§ **TASKS AND EXERCISES**:
[A] Copy the stretch of the LM317 ripple discussion from "I have to check" through "not 5k ohms." word for word.
[B] Pick up the LM317 ripple discussion at the point where it stops, and carry it on.

§ **EXCERPT**:
▼
Thank you guys, you are awesome! Now answers :)

What type of circuit is drawing the load, and what does the input voltage look like?

Yeah, as you mentioned, it's a charge pump and the input ripple is about 6V. So, that is not that far from the specs, just I expected much better results... The load was an electronic load, something like this: http://dev.emcelettronica.com/basic-design-of-an-electronic-load . I think I also measured with a plain resistor with the same results.

What is the ripple on the input?
I'd suggest adding 0.1uF ceramic caps between input and ref pin, and output and ref pin, as described in the data sheet. You might also need a capacitor across your trimmer (ie ref and GND). A 1uF-10uF works there.

Ripple is about 6V. There is plenty ceramic capacitance in the input. I also tried to add some ceramic to the output with no changes in the results. I'll try to add a capacitor accross the trimmer... Just I don't have many high-ESR capacitors.

8mV is not a great deal of signal level and it is clearly related to the mains frequency. I would be looking closely at the layout of the ground, in particular the path of the current that charges the 470uF. Is the measurement made on the output of the regulator or does it include a ground loop?

Hmm, it may be a ground issue, but then I'm screwed because I did my best to provide good ground: I chose protoboard with a ground plane and tried to make every ground connection as beefy as I could. The 470uF could be better connected, I thought this is not important, is it? I ensured connection only for LM317 and reference/output sections.

I have to check if that ground plane is really good, the ground connection is 2cm away from the LM317.

The ripple is at 50Hz. Then one of the rectifiers is not working because a fullwave rectifier should produce 100Hz then the filter capacitors will filter much better.
With the loaded LM317 connected, please post a photo of the input ripple and its DC voltages. Is the output actually 17V? Then the pot is set to about 3024 ohms, not 5k ohms.
▲
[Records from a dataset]
▼
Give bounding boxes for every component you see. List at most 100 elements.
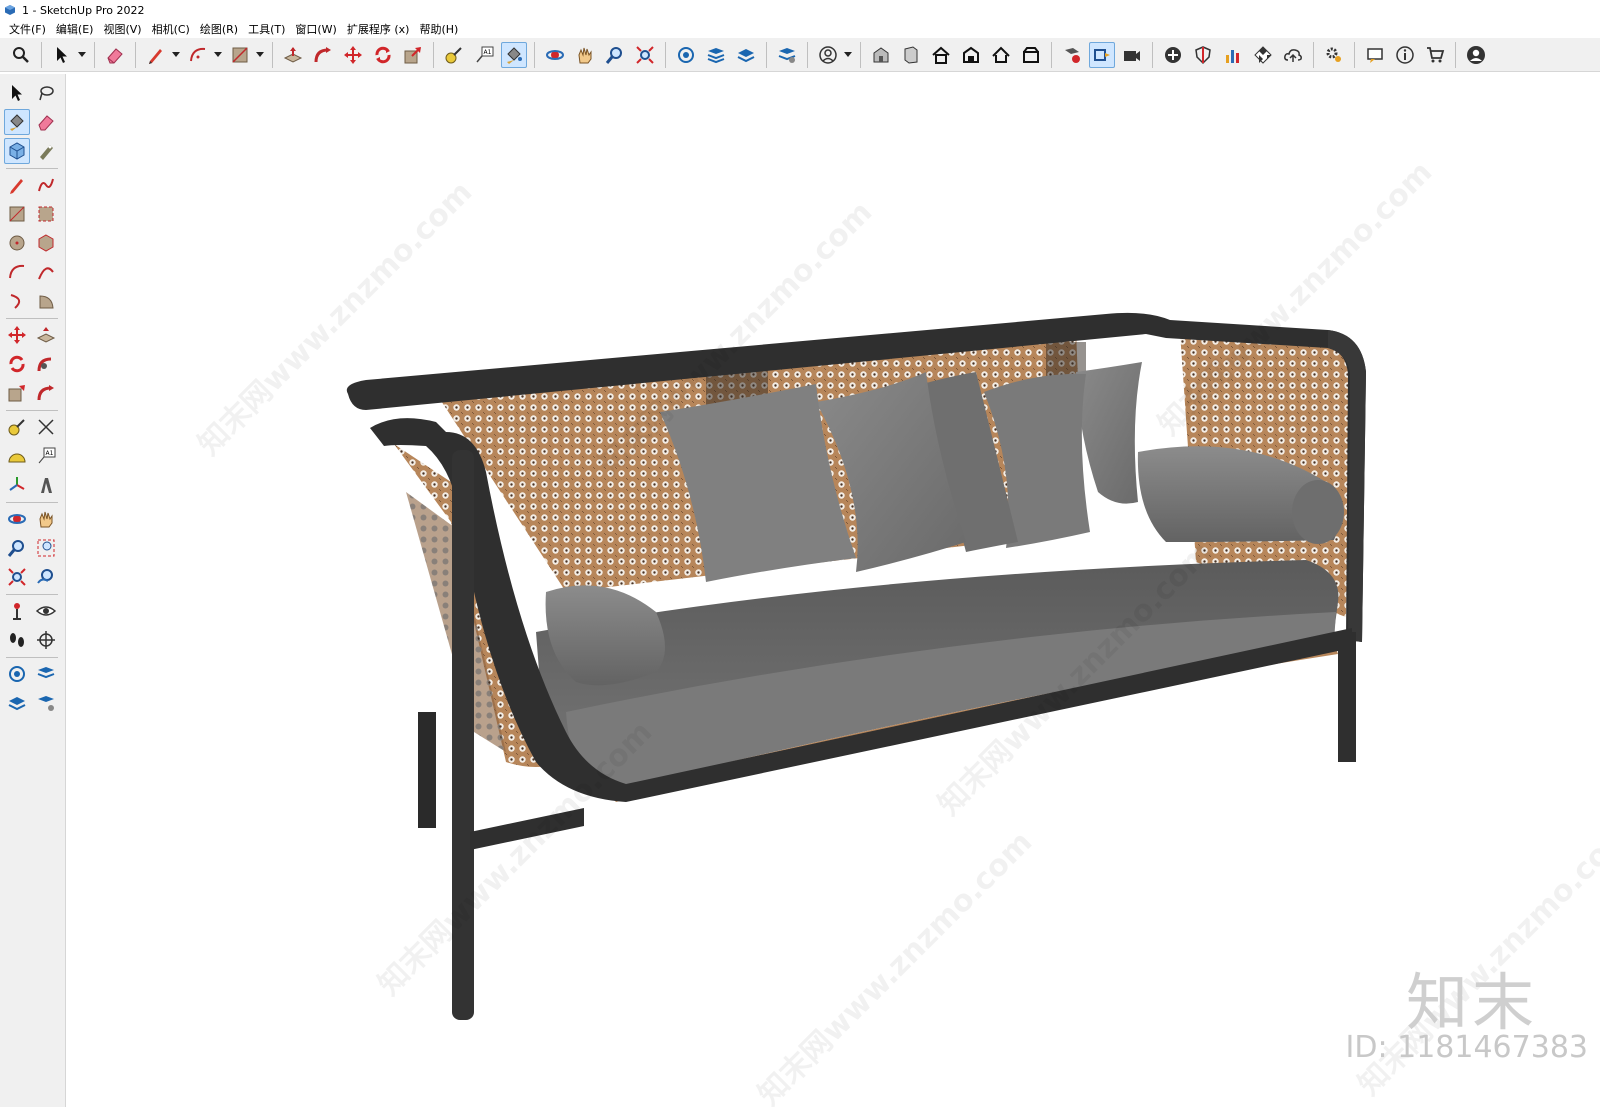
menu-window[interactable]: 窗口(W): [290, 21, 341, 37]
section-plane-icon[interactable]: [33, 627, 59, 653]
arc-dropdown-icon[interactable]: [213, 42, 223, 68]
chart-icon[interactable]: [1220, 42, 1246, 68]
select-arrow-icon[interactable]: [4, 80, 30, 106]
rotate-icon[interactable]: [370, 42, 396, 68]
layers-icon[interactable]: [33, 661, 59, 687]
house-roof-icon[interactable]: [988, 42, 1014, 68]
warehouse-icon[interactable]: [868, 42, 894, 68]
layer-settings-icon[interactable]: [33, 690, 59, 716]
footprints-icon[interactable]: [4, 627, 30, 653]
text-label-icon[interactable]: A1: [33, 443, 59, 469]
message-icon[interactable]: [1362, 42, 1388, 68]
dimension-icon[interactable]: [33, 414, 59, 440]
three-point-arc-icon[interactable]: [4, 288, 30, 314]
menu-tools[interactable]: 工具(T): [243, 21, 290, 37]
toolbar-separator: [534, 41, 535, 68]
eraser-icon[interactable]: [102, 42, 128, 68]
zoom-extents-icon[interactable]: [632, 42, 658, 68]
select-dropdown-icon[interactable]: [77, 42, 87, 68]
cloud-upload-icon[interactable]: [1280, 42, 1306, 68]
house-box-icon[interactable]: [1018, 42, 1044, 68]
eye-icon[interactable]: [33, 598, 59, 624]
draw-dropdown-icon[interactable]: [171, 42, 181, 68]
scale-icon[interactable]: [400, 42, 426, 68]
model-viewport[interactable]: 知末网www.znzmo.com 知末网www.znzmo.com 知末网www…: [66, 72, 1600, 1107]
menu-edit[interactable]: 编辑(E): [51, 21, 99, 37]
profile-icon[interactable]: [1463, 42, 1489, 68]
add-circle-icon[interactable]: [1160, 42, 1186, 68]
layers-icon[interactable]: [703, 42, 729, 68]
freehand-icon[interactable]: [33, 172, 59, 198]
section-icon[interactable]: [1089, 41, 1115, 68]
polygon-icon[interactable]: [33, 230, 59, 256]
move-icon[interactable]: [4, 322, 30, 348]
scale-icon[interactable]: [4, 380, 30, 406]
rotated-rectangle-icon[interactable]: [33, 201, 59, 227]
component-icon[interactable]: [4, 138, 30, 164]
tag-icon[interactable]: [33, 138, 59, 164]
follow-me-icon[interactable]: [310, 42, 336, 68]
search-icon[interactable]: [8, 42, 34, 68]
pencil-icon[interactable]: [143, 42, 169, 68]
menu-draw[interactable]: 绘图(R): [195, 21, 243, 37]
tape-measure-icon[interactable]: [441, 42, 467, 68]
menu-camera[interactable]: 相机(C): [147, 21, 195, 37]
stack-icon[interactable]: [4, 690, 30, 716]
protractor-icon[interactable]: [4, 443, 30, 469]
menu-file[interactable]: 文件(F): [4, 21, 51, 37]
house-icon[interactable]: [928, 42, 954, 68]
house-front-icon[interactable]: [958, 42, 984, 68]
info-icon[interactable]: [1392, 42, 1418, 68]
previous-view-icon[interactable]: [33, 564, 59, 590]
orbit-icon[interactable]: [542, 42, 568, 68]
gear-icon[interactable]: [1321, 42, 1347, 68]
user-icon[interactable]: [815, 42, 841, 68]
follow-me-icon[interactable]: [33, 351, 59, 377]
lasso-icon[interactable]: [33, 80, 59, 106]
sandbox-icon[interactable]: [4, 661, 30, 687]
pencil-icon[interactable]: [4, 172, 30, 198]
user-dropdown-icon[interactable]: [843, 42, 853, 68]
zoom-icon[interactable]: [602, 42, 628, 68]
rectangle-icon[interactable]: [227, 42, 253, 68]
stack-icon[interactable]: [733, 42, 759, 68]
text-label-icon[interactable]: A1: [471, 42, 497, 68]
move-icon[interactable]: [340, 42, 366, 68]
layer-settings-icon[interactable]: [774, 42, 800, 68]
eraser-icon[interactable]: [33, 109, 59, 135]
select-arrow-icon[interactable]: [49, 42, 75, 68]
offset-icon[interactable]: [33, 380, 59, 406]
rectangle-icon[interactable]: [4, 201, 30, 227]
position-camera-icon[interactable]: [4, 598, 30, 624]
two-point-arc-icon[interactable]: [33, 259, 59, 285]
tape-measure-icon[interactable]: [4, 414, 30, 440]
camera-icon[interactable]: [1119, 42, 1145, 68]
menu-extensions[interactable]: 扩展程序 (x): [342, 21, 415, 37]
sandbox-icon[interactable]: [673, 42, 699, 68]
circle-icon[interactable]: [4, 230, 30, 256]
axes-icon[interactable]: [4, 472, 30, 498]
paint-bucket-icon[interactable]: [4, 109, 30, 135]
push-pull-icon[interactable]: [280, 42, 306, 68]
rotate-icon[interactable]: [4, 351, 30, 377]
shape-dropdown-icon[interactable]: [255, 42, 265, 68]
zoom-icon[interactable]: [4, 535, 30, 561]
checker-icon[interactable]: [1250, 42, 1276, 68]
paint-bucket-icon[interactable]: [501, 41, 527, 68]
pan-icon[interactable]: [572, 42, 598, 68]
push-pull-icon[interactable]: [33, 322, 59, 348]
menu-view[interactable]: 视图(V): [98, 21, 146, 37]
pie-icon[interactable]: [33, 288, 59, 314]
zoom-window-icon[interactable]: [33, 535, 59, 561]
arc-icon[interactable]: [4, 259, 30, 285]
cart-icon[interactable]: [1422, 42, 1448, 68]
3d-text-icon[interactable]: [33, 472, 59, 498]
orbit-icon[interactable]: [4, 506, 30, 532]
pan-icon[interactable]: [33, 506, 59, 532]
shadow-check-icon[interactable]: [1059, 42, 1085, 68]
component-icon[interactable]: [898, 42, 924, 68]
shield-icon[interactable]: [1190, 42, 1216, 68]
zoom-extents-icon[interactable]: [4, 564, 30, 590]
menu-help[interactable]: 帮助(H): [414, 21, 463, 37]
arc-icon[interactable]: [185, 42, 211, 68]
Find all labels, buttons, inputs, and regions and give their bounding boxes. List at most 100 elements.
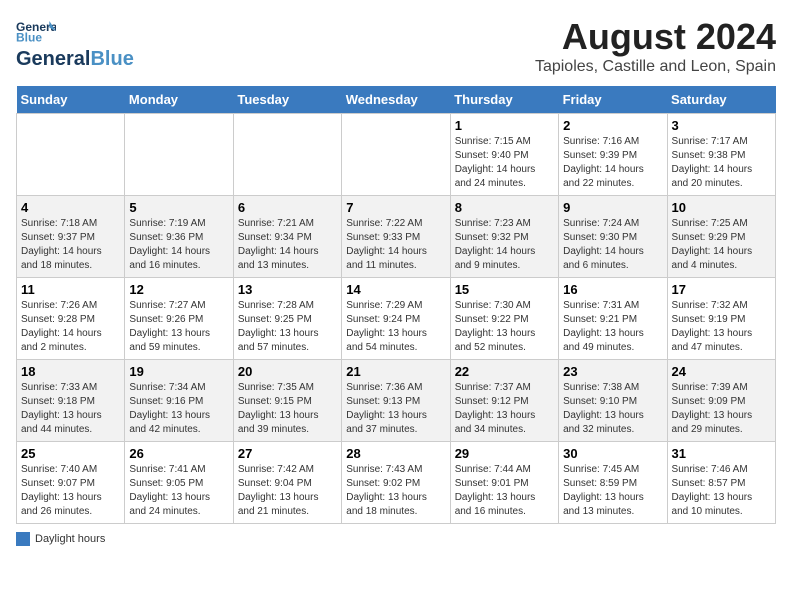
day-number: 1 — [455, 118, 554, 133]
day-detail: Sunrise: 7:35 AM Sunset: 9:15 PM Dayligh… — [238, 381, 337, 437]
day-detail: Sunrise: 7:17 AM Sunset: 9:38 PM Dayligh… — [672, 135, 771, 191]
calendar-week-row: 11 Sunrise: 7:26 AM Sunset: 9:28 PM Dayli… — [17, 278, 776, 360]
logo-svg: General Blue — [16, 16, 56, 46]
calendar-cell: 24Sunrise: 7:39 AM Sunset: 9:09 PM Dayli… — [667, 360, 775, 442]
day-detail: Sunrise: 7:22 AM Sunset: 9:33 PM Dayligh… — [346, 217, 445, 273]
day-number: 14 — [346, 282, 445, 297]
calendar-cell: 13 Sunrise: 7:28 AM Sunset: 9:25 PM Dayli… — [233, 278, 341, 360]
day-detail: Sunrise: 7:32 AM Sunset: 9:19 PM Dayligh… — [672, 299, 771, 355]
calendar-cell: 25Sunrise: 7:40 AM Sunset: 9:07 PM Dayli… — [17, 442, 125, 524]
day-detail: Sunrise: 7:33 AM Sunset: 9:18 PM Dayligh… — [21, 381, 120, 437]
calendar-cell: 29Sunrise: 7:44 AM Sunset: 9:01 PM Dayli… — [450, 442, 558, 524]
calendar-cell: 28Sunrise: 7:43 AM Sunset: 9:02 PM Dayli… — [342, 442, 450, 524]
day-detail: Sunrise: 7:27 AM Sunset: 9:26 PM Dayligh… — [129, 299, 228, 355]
▲
§ **ANSWERS IN ORDER**:
[A]
I have to check if that ground plane is really good, the ground connection is 2cm away from the LM317.

The ripple is at 50Hz. Then one of the rectifiers is not working because a fullwave rectifier should produce 100Hz then the filter capacitors will filter much better.
With the loaded LM317 connected, please post a photo of the input ripple and its DC voltages. Is the output actually 17V? Then the pot is set to about 3024 ohms, not 5k ohms.

[B]
If you built the circuit on a solderless breadboard then the resistance of the contacts might be causing a lot of the ripple.

It's a charge pump :). This is not obvious from the scheme, sorry. The output  is set to 15V (although I tried a few volts lower as well). Pot is indeed set to 3k, sorry for confusion. On the scheme 5k specifies the pot itself, not the value it is set to (should I add a note to the scheme?). The scheme is build on a protoboard with a "ground plane". It does not ensure too much confidence, though (twin industries 8100-45). Breadboards "proved" several times they don't work for my power stuff :((. I'll post more photos.


Out of curiosity: hook up your scope leads to nothing but a 100K resistor, keeping them in approximately the same spot as when making your voltage measurement.  Is there still ripple?

No, in this case no ripple. It only starts visible (>3mV p-p) after 30mA. I thought that my electronic load could create problems so I tried a plain resistor of as well, no ripple. But I didn't try to give it a real load because I already burned a few 1/4W resistors. Now I'm quite confident that the problem is not with the load, but with a regulator or my board. Or ground resistance higher than I thought.

Another idea: I'll try load more to see if the ripple scales linearly with the load. But with 470uF charge pump it can't give much more than 100mA. I designed it to give just up to 100mA, this is the worst-case expected current consumption.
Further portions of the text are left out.